## Stated task A
Echo a passage from the Spider Man README word for word. Begin at the words "To use proxy pool" and stop after "data=None, test_func=None, header=None)".
## Stated task B
Answer these from the Spider Man README:
(i) Which command loads the proxy resources?
(ii) Which file in the bilibili folder handles the websocket?
(iii) What is the Last Modified time listed for Bilibili?
## Stated task C
Put this sentence from the Spider Man README into French: "proxy pool is the heart of this project."

## Source passage
= = = =

Spider Man

高可用代理IP池高并发生成器一些实战经验

Highly Available Proxy IP Pool, Highly Concurrent Request Builder, Some Application

site	document	Last Modified time
some proxy site,etc.	Proxy pool	20-06-01
music.163.com	Netease	18-10-21
-	Press Test System	18-11-10
news.baidu.com	News	19-01-25
note.youdao.com	Youdao Note	20-01-04
jianshu.com/csdn.net	blog	20-01-04
elective.pku.edu.cn	Brush Class	19-10-11
zimuzu.tv	zimuzu	19-04-13
bilibili.com	Bilibili	20-06-06
exam.shaoq.com	shaoq	19-03-21
data.eastmoney.com	Eastmoney	19-03-29
hotel.ctrip.com	Ctrip Hotel Detail	19-10-11
douban.com	DouBan	19-05-07
66ip.cn	66ip	19-05-07

keyword

Big data store
High concurrency requests
Support WebSocket
method for font cheat
method for js compile
Some Application

Quick Start

docker is on the road.

$ git clone https://github.com/iofu728/spider.git
$ cd spider
$ pip install -r requirement.txt
# load proxy pool
$ python proxy/getproxy.py                             # to load proxy resources

To use proxy pool

''' using proxy requests '''
from proxy.getproxy import GetFreeProxy                # to use proxy
proxy_req = GetFreeProxy().proxy_req
proxy_req(url:str, types:int, data=None, test_func=None, header=None)
''' using basic requests '''
from util.util import basic_req
basic_req(url: str, types: int, proxies=None, data=None, header=None, need_cookie: bool = False)

Structure

.
├── LICENSE
├── README.md
├── bilibili
│   ├── analysis.py                // data analysis
│   ├── bilibili.py                // bilibili basic
│   └── bsocket.py                 // bilibili websocket
├── blog
│   └── titleviews.py              // Zhihu && CSDN && jianshu
├── brushclass
│   └── brushclass.py              // PKU elective
├── buildmd
│   └── buildmd.py                 // Youdao Note
├── eastmoney
│   └── eastmoney.py               // font analysis
├── exam
│   ├── shaoq.js                   // jsdom
│   └── shaoq.py                   // compile js shaoq
├── log
├── netease
│   ├── netease_music_base.py
│   ├── netease_music_db.py        // Netease Music
│   └── table.sql
├── news
│   └── news.py                    // Google && Baidu
├── press
│   └── press.py                   // Press text
├── proxy
│   ├── getproxy.py                // Proxy pool
│   └── table.sql
├── requirement.txt
├── utils
│   ├── db.py
│   └── utils.py
└── zimuzu
    └── zimuzu.py                  // zimuzi

Proxy pool

proxy pool is the heart of this project.

Highly Available Proxy IP Pool
- By obtaining data from Gatherproxy, Goubanjia, xici etc. Free Proxy WebSite
- Analysis of the Goubanjia port data
- Quickly verify IP availability
- Cooperate with Requests to automatically assign proxy Ip, with Retry mechanism, fail to write DB mechanism
- two models for proxy shell
  - model 1: load gather proxy list && update proxy list file(need over the GFW, your personality passwd in http://gatherproxy.com to proxy/data/passage one line by username, one line by passwd)

= = = =

## Data rows
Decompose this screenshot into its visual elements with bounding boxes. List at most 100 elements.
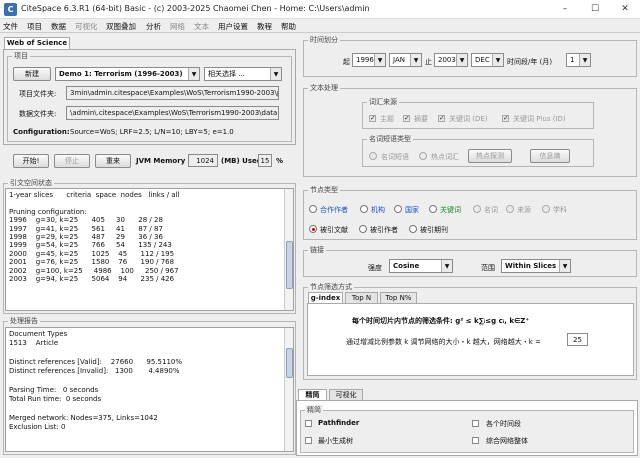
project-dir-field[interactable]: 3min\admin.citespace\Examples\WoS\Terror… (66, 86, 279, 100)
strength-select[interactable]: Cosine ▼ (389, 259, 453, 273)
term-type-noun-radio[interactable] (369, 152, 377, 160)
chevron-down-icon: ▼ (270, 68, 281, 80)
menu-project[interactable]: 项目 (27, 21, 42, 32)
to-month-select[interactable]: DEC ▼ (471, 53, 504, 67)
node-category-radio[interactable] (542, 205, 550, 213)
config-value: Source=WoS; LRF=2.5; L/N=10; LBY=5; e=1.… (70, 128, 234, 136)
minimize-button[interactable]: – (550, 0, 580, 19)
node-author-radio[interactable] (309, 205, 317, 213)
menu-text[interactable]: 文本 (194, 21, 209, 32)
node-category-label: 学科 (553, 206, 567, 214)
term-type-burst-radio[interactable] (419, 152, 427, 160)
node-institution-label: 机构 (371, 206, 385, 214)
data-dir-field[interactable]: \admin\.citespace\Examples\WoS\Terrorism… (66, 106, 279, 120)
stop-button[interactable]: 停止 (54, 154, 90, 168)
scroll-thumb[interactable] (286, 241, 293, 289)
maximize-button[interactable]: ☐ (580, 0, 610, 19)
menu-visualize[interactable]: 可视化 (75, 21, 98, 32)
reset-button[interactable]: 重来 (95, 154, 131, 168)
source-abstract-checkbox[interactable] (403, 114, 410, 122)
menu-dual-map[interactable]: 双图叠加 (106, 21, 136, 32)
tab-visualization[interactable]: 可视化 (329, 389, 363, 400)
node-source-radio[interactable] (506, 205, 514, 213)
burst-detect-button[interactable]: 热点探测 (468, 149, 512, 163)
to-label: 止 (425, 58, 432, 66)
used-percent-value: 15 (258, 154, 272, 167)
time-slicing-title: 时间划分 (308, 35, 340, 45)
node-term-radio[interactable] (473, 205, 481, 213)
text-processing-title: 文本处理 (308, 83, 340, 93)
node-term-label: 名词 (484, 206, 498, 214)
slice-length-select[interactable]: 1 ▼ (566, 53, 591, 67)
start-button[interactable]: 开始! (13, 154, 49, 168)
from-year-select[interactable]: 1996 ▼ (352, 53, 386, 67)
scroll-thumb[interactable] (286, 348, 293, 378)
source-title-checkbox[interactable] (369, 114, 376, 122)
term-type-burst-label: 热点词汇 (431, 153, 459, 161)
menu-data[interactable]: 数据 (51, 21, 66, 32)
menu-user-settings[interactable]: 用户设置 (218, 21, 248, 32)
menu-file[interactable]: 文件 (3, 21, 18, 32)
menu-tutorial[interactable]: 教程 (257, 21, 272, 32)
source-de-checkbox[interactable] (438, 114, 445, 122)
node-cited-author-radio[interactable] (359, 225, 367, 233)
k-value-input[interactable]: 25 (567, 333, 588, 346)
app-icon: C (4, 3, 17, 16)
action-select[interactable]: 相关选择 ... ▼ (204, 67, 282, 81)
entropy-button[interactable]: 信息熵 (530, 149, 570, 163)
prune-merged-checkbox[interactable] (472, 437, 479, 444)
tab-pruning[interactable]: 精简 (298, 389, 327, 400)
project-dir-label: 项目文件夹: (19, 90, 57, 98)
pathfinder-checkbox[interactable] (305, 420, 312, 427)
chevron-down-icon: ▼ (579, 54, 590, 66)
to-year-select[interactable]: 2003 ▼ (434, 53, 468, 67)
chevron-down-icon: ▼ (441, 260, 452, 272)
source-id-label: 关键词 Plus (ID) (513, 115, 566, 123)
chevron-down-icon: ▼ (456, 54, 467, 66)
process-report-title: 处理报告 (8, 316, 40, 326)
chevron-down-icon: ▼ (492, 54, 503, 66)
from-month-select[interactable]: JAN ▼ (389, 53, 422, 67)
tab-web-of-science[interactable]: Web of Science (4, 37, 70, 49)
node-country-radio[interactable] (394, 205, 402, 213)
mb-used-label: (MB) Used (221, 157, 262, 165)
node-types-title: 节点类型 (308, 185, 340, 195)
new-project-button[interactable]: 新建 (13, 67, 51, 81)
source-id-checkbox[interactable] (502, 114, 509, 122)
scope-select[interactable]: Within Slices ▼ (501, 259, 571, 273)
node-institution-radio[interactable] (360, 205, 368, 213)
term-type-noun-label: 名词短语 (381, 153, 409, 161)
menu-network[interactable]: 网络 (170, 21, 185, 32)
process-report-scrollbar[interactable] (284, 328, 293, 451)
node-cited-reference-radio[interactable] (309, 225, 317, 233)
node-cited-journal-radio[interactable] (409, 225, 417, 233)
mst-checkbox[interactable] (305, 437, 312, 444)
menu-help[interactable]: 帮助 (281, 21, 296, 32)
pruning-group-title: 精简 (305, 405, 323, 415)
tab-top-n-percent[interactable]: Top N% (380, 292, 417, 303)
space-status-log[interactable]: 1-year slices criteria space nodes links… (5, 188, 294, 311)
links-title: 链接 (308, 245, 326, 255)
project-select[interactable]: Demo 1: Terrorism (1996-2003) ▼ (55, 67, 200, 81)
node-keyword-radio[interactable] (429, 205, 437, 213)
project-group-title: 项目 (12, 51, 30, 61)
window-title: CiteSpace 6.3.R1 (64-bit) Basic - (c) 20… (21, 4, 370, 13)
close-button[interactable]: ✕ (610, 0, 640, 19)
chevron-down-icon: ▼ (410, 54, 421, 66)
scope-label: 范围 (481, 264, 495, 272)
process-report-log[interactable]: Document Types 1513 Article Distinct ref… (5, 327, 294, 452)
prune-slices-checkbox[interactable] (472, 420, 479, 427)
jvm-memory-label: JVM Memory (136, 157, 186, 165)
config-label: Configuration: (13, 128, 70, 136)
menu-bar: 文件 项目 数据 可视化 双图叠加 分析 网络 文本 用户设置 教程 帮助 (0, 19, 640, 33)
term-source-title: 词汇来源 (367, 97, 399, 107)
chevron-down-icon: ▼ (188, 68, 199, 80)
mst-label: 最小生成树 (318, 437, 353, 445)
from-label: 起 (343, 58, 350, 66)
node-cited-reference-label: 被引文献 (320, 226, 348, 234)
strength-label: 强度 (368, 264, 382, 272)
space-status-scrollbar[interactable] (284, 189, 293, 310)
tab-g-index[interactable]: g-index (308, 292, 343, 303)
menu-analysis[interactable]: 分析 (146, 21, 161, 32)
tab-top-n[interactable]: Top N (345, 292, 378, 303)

= = = =

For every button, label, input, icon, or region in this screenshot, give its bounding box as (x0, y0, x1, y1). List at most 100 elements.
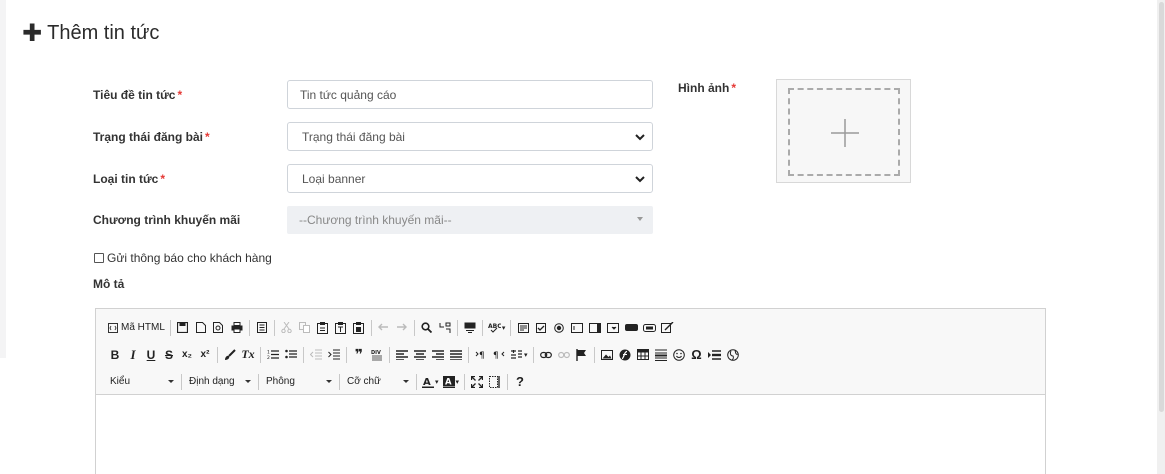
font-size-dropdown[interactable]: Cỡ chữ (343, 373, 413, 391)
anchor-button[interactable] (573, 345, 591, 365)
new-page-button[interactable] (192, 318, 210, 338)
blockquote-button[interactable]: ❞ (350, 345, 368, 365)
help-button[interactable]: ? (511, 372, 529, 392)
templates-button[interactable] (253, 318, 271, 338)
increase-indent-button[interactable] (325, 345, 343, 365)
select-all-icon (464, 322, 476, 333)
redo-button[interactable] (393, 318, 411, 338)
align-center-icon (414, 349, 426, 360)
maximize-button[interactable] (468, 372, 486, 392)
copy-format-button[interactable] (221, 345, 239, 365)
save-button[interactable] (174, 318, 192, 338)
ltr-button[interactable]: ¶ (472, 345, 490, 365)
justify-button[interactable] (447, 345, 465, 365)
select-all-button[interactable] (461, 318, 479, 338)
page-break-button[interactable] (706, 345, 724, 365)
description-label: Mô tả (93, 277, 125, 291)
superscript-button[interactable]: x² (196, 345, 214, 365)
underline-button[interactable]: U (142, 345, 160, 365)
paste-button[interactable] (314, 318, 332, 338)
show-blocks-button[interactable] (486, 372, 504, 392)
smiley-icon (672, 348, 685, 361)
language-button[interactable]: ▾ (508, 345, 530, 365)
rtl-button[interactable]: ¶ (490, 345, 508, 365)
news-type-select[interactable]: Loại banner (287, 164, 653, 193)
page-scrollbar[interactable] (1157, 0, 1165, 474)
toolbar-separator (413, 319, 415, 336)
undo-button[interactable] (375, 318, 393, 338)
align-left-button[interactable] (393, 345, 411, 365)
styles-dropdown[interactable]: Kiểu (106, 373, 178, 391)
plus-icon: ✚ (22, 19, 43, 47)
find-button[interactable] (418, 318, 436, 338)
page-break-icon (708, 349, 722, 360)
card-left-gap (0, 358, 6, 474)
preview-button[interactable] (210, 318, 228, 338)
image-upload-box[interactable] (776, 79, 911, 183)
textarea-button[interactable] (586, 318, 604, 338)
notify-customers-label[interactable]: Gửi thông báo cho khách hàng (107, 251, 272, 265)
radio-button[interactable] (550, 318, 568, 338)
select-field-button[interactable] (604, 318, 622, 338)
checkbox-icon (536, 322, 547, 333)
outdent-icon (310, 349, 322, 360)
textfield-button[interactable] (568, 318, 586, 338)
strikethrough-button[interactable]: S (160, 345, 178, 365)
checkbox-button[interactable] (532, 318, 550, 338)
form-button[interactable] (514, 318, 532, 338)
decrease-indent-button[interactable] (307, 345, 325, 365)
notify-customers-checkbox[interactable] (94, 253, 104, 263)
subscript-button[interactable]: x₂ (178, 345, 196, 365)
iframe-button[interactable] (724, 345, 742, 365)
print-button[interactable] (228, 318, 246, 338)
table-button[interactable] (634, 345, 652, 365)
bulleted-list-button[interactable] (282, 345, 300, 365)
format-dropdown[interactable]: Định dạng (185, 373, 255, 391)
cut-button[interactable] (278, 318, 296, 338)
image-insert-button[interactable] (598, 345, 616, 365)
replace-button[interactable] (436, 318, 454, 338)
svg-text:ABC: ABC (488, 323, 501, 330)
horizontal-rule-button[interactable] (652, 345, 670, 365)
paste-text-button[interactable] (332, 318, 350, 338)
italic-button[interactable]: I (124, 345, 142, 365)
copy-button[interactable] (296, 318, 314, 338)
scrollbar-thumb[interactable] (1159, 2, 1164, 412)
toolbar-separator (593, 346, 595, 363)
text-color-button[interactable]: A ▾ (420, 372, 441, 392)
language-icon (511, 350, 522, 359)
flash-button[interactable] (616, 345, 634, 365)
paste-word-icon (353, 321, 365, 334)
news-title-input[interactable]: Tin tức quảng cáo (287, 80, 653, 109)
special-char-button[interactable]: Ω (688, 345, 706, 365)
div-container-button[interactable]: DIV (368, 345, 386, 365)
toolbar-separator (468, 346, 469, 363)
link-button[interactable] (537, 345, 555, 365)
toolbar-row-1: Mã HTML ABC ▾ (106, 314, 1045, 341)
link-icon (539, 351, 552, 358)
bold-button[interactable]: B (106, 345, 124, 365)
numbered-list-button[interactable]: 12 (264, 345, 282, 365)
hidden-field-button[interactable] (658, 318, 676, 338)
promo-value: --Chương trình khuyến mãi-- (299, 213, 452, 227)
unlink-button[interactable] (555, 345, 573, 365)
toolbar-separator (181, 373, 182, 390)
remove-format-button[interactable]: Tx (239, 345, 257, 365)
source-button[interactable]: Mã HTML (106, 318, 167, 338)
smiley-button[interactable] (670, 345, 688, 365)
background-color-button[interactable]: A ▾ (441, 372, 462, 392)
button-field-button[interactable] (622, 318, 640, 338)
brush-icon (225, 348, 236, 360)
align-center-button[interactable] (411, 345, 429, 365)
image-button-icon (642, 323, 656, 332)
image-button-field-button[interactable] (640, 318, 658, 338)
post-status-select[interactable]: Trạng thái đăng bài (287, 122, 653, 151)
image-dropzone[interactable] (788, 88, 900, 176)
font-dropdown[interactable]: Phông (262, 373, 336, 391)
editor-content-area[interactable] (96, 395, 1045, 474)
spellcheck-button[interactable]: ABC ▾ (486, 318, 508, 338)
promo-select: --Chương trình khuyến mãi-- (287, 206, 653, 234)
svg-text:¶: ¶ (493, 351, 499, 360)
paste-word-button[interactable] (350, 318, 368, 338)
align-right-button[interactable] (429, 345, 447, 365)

= = = =

## Task output A
To use proxy pool

''' using proxy requests '''
from proxy.getproxy import GetFreeProxy                # to use proxy
proxy_req = GetFreeProxy().proxy_req
proxy_req(url:str, types:int, data=None, test_func=None, header=None)

## Task output B
(i) python proxy/getproxy.py
(ii) bsocket.py
(iii) 20-06-06

## Task output C
Le pool de proxys est le cœur de ce projet.